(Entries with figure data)
■ ■ ■ ■ ■

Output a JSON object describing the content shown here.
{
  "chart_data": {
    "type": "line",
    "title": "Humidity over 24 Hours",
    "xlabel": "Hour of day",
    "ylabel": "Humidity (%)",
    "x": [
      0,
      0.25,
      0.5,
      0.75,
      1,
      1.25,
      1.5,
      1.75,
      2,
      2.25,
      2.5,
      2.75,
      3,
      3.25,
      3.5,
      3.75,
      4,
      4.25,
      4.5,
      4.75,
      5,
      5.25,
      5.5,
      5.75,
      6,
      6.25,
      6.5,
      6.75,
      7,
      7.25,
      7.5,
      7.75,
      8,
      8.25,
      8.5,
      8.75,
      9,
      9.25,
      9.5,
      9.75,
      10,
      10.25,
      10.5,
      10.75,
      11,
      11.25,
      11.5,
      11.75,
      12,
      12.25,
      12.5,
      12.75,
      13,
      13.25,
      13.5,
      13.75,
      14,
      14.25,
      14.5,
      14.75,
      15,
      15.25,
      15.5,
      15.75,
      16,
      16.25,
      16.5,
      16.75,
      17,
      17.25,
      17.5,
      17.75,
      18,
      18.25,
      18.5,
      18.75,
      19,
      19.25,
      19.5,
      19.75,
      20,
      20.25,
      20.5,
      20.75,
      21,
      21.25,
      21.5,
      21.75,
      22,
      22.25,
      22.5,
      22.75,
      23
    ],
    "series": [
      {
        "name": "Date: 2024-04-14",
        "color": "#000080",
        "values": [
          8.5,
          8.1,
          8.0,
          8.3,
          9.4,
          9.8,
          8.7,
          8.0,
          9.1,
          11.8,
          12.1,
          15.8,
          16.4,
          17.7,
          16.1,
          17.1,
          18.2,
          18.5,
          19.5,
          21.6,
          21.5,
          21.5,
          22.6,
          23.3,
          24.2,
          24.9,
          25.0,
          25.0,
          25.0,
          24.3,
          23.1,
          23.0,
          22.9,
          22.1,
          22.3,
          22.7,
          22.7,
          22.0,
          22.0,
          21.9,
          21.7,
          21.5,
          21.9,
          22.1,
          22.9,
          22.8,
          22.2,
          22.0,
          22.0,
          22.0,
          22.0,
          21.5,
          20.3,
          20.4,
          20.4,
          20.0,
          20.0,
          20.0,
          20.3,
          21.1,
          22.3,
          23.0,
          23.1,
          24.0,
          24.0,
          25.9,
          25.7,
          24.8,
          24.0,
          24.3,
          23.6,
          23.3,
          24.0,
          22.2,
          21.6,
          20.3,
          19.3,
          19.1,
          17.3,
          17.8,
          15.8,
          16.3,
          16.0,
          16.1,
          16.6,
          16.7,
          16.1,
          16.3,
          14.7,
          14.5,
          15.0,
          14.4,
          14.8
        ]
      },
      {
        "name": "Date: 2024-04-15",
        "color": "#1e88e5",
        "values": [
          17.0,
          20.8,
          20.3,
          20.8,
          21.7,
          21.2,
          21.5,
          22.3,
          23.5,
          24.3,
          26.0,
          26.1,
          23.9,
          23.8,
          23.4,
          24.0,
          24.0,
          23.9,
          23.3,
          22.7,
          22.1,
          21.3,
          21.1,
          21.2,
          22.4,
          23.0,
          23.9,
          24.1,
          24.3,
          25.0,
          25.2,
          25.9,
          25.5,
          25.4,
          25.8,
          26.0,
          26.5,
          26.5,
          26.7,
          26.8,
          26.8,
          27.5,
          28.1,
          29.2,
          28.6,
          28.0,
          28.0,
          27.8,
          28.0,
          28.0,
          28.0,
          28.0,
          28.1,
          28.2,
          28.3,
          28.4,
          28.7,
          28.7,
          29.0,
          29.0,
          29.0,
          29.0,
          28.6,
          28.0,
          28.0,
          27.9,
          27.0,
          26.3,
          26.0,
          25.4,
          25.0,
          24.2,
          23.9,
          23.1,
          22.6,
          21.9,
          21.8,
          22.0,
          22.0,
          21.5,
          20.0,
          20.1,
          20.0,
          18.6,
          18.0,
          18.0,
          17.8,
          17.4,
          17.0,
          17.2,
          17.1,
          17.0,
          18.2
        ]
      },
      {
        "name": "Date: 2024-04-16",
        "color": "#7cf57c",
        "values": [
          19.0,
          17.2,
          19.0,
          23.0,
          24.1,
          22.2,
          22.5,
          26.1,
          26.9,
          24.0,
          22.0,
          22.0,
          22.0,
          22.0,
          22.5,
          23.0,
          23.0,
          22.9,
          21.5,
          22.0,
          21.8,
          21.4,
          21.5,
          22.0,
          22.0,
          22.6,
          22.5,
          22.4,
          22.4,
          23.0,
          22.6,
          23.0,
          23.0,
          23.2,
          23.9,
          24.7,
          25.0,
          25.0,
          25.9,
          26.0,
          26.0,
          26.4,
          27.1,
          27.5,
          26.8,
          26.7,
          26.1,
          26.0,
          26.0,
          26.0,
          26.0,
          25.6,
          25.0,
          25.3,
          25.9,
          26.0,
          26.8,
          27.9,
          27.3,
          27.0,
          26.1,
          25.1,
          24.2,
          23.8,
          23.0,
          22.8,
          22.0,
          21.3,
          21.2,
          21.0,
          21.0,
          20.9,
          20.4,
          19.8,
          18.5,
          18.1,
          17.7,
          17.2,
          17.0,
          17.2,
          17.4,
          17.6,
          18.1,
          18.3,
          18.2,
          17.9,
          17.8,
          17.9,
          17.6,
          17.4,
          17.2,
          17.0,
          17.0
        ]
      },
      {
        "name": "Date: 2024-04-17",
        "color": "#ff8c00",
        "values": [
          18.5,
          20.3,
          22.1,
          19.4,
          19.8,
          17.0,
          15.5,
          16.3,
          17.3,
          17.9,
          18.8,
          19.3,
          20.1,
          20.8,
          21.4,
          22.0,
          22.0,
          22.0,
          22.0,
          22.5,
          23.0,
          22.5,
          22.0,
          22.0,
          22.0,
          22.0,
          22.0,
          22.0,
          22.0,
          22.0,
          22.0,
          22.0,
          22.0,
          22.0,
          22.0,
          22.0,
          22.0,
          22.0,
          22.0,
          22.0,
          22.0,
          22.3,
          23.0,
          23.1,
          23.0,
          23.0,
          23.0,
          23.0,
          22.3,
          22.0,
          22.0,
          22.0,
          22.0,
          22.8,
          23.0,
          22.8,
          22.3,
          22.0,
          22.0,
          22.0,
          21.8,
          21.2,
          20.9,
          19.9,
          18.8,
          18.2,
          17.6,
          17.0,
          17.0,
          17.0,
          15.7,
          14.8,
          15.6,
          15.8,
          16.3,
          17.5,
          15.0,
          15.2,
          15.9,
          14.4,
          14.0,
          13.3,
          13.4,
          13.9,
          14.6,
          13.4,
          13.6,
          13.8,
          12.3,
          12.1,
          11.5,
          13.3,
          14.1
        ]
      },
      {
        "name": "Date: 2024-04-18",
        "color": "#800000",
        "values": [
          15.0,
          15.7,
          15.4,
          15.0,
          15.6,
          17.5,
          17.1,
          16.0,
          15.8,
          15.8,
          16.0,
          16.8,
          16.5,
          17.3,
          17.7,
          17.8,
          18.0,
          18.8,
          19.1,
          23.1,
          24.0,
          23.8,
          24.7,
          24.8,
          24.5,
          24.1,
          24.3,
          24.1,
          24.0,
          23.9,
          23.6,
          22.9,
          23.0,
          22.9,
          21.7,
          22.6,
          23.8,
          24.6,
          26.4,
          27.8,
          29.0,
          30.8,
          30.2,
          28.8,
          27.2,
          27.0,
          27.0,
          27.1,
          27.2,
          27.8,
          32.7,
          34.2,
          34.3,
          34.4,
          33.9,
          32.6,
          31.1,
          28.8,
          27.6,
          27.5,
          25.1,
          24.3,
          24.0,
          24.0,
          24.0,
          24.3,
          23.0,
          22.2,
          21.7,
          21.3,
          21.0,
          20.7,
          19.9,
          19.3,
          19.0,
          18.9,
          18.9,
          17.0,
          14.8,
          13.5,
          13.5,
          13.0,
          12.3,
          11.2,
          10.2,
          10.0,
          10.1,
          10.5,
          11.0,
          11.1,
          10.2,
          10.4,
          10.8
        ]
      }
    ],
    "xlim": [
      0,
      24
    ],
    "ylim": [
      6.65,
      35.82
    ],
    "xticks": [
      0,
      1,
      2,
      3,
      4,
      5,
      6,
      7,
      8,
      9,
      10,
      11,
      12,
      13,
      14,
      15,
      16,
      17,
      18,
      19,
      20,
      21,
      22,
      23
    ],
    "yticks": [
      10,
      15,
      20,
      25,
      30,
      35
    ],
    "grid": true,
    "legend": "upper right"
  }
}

■ ■ ■ ■ ■

GOAL -> Using the listing above, return all lines where the word "Humidity" occurs.

EXERCISE RESPONSE ->
    "title": "Humidity over 24 Hours",
    "ylabel": "Humidity (%)",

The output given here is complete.